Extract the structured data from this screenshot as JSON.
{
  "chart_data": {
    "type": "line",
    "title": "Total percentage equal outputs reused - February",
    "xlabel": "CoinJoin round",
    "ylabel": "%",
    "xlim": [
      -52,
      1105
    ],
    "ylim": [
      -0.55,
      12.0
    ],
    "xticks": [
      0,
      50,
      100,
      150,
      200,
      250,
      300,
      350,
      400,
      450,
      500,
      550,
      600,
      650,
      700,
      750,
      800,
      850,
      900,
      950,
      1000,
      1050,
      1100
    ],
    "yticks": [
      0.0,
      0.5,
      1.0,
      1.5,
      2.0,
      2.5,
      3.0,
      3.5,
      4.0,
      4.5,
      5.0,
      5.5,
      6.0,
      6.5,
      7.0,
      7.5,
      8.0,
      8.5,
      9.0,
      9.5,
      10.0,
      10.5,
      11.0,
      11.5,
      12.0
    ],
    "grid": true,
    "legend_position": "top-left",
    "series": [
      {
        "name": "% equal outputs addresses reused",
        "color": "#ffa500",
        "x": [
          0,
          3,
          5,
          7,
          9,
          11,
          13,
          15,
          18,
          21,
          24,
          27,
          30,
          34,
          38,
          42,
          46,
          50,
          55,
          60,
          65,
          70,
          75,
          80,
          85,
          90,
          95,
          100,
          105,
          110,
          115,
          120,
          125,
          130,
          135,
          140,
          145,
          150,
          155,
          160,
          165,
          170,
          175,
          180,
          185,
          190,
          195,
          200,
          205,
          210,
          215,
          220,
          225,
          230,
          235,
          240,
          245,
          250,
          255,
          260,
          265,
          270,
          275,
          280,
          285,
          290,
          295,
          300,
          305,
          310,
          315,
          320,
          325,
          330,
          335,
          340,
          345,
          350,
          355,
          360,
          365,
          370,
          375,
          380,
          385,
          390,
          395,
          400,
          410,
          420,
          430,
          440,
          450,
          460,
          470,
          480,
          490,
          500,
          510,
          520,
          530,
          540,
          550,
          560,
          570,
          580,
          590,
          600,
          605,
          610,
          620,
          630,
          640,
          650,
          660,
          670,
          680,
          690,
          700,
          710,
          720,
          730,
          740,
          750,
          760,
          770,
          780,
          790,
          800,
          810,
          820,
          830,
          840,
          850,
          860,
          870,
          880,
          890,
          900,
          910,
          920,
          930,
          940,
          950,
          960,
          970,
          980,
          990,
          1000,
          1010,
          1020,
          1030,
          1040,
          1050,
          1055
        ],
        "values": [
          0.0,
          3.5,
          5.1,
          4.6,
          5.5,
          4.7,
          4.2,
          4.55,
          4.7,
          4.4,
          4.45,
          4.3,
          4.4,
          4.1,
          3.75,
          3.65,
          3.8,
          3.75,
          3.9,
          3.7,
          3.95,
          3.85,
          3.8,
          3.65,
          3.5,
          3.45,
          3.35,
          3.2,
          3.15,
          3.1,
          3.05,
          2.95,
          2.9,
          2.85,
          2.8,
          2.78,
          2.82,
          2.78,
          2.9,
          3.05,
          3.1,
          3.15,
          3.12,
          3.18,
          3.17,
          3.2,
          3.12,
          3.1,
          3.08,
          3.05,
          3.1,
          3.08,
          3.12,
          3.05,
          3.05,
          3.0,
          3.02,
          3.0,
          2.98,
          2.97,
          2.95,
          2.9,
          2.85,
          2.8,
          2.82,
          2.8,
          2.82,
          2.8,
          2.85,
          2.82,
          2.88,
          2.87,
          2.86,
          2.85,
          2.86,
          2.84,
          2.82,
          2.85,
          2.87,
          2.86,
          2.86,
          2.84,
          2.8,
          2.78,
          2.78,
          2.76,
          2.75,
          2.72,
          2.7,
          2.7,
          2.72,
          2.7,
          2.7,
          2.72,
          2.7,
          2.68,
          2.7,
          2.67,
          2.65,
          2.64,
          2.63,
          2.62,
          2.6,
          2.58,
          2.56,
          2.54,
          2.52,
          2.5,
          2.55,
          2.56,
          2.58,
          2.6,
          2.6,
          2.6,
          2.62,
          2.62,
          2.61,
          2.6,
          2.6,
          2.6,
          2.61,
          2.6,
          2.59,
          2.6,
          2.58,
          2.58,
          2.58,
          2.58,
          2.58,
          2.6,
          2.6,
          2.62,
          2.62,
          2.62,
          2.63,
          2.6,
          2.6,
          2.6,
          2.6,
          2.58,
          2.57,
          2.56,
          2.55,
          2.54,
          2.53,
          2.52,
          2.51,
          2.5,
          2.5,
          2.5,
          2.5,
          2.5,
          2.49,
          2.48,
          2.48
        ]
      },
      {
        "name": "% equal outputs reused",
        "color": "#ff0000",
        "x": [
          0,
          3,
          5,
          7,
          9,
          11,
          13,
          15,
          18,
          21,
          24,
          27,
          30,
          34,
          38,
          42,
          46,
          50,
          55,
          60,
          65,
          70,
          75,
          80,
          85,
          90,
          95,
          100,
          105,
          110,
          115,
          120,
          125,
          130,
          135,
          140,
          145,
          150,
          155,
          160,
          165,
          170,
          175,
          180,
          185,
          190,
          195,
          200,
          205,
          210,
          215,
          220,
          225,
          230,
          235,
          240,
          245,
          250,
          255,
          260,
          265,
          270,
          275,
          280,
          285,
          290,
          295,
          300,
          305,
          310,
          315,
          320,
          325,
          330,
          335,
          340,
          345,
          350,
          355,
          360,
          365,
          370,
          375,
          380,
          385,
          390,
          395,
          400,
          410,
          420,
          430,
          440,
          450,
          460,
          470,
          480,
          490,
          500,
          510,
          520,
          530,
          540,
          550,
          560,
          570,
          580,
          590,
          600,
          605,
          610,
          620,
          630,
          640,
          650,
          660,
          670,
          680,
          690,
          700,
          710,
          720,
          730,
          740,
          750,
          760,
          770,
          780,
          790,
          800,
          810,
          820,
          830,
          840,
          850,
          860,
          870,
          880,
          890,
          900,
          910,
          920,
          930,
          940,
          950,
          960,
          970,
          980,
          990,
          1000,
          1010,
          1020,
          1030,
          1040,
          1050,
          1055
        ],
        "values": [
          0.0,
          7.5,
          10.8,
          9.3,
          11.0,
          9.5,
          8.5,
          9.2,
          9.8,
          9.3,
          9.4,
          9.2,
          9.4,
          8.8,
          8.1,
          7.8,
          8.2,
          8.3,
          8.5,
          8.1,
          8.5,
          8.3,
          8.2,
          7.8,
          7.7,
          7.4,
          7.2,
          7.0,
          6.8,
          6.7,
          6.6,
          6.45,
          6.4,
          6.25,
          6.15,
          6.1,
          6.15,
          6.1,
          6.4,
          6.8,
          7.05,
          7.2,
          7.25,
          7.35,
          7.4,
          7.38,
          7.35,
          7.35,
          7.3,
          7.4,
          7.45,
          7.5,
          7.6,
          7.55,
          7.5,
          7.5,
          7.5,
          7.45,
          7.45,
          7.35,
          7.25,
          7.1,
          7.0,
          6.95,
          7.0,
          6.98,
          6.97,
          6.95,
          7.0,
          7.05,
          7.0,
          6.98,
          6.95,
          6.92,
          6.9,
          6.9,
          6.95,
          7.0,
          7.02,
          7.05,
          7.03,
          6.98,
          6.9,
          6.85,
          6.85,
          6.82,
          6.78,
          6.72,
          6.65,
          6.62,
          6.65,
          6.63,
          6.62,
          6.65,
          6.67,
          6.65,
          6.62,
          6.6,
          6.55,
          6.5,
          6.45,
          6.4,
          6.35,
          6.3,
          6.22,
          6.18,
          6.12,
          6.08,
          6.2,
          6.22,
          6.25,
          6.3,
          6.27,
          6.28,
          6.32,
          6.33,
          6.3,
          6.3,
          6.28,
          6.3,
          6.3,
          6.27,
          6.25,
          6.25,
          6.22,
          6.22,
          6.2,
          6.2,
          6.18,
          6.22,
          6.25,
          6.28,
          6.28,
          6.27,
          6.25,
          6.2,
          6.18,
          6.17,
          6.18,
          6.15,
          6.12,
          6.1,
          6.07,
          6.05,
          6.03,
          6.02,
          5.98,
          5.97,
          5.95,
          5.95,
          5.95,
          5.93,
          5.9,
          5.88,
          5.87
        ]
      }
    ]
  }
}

◆ **Aim of the exercise**
Show every line of the records above that contains the word "equal".

◆ **Written solution**
    "title": "Total percentage equal outputs reused - February",
        "name": "% equal outputs addresses reused",
        "name": "% equal outputs reused",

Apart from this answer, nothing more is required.